begin

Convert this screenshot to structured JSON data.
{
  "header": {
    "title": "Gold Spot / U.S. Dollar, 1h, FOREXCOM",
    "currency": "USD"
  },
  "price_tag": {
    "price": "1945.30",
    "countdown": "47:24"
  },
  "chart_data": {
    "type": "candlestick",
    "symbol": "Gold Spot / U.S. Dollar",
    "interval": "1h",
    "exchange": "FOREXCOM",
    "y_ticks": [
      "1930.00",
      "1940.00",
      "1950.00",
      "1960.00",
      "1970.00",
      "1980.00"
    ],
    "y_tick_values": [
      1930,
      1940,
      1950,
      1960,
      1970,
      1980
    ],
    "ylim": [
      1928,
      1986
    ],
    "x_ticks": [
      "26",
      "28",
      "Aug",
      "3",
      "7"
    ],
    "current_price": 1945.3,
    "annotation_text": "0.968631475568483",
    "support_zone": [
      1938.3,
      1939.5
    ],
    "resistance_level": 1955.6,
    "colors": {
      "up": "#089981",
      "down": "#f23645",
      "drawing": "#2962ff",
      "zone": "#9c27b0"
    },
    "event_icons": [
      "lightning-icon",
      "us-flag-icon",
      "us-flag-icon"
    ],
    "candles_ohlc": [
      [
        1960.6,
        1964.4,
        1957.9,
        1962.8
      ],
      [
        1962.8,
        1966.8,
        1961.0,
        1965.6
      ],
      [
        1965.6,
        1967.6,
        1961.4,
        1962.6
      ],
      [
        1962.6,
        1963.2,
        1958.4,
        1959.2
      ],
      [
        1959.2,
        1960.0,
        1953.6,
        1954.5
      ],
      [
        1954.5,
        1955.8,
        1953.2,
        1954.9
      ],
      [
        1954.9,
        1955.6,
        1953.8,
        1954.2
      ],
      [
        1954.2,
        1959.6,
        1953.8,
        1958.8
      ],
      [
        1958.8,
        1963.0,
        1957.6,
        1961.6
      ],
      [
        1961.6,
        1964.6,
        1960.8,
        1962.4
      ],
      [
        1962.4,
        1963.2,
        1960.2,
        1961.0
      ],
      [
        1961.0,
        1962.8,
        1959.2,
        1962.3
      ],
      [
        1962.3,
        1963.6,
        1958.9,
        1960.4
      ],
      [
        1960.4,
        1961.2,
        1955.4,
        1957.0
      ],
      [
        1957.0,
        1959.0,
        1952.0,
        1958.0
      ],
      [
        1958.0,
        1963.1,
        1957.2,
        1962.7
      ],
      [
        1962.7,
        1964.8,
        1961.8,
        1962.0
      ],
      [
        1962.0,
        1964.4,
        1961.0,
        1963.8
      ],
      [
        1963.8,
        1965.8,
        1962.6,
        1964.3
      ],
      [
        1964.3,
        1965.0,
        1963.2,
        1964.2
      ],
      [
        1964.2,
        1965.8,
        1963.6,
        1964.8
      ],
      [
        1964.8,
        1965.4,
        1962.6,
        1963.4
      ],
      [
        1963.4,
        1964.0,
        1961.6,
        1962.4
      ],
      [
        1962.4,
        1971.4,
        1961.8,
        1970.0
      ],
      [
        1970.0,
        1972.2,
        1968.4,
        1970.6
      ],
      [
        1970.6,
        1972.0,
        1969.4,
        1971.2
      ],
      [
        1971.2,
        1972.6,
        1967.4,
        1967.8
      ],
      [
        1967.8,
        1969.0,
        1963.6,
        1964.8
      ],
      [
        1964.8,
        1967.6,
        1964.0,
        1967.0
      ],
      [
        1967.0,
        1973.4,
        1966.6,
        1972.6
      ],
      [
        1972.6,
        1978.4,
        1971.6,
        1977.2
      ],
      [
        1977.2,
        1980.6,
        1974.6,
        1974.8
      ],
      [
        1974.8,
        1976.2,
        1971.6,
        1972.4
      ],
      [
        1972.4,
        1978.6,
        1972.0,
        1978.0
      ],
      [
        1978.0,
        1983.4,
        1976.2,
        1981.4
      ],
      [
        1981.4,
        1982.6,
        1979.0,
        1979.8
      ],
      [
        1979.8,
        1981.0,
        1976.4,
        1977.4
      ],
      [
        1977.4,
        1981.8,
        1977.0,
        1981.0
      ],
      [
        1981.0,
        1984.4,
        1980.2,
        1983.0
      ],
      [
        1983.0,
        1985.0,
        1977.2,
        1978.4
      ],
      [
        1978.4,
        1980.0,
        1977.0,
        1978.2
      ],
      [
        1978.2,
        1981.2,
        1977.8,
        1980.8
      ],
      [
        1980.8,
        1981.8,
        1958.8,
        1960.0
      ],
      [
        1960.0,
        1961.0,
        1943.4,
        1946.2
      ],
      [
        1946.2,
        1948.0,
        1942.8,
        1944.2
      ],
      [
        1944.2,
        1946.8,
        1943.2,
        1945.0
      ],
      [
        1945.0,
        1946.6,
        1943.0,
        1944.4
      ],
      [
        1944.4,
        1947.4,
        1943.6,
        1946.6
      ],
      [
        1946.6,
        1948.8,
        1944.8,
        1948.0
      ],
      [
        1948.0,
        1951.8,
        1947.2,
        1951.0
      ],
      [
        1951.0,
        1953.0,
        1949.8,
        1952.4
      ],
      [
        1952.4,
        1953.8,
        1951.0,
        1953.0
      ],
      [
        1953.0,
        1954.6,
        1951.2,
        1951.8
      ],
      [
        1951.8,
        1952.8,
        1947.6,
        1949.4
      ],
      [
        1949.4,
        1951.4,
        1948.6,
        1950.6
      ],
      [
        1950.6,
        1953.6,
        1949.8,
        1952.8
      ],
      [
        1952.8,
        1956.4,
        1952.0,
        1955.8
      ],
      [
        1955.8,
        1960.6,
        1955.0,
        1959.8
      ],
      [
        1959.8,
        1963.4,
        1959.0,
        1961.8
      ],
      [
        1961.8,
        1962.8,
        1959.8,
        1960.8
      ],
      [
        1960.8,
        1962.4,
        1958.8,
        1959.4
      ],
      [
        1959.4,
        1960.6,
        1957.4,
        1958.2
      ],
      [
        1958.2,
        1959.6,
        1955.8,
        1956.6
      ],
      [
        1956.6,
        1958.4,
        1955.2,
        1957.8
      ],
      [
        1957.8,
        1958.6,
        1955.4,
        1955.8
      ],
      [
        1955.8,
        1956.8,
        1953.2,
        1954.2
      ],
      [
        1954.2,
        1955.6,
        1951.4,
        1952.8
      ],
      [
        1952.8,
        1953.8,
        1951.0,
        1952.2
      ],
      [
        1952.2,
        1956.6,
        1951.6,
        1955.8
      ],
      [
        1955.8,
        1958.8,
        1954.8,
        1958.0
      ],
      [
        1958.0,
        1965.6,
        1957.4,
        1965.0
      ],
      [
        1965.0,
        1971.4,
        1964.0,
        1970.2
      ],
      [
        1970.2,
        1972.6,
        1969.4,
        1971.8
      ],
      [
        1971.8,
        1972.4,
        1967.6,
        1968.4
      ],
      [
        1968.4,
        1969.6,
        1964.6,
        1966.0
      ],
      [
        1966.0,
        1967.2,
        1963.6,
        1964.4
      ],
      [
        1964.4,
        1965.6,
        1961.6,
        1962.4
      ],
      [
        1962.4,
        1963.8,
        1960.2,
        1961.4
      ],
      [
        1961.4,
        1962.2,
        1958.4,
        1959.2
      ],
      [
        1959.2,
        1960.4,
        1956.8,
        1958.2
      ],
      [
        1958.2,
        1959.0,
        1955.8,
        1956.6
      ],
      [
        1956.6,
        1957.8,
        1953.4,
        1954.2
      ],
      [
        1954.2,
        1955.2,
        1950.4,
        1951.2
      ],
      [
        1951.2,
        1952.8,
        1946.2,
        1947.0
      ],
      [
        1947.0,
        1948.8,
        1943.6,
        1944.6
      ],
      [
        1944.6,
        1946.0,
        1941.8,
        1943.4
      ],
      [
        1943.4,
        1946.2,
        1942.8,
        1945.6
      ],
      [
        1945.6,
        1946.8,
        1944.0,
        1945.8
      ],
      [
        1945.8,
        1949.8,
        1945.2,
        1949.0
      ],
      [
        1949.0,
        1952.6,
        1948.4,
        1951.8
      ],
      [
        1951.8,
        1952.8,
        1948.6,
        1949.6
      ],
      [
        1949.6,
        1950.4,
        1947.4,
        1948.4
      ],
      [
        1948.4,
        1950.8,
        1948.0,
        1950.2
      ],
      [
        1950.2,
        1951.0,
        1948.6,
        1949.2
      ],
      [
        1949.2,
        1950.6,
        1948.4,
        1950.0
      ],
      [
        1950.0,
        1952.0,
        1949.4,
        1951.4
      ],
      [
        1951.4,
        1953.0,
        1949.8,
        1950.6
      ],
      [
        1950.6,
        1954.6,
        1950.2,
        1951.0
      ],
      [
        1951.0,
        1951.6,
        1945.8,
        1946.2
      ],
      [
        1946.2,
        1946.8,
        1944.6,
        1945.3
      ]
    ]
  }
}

end
begin

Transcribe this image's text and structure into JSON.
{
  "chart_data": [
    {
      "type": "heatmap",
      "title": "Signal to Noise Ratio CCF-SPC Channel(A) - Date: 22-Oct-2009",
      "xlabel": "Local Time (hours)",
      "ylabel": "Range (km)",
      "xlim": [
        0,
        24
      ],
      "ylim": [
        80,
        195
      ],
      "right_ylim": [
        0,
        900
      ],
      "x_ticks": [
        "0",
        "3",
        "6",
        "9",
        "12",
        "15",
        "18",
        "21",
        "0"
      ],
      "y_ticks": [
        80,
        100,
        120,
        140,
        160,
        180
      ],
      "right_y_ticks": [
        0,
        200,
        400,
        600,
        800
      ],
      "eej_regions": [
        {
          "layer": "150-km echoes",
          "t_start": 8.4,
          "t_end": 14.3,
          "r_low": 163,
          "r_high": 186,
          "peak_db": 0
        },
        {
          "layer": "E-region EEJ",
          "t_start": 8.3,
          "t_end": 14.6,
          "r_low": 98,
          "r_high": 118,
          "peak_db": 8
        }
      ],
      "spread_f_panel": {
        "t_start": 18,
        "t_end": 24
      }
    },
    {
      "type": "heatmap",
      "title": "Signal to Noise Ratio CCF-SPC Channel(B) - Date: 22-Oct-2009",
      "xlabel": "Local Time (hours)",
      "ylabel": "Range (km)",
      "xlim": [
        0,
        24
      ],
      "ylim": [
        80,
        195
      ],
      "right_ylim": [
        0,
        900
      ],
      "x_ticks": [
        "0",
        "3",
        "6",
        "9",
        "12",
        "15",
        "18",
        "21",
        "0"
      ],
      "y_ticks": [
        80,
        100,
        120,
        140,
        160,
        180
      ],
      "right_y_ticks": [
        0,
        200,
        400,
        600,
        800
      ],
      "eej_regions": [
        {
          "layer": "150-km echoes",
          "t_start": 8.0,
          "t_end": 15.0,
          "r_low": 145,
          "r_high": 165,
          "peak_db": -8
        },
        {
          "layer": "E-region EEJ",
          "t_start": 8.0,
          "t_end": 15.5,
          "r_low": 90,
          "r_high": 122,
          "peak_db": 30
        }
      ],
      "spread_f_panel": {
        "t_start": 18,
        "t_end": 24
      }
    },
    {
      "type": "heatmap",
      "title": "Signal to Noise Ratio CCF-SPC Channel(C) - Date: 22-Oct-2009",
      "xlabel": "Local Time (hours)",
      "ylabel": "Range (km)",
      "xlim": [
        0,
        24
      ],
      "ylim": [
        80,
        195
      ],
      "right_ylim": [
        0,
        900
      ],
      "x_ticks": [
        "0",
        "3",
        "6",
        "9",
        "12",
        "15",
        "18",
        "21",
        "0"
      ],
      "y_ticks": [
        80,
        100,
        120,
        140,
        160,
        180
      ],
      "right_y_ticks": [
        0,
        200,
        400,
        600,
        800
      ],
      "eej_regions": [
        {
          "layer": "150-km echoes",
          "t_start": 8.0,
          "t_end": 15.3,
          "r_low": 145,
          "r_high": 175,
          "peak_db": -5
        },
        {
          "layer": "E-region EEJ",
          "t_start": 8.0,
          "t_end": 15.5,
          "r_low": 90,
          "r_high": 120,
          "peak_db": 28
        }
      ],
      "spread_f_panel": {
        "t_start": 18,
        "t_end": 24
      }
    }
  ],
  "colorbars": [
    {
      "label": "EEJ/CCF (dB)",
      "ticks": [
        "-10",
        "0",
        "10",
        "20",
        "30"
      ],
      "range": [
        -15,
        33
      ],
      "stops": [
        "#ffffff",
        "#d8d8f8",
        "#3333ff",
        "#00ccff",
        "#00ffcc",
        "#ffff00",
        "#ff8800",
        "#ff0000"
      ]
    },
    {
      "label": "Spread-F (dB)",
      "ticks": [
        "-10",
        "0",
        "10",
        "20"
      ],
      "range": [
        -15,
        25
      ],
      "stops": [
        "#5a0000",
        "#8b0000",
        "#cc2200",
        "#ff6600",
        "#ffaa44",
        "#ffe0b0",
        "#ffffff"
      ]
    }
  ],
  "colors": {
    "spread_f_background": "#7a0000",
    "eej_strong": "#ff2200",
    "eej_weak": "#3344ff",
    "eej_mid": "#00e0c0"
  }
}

end

= TASK DETAILS =
Write out every line of the entries that holds the word "Ratio".

= ANSWER TO THIS PROBLEM =
      "title": "Signal to Noise Ratio CCF-SPC Channel(A) - Date: 22-Oct-2009",
      "title": "Signal to Noise Ratio CCF-SPC Channel(B) - Date: 22-Oct-2009",
      "title": "Signal to Noise Ratio CCF-SPC Channel(C) - Date: 22-Oct-2009",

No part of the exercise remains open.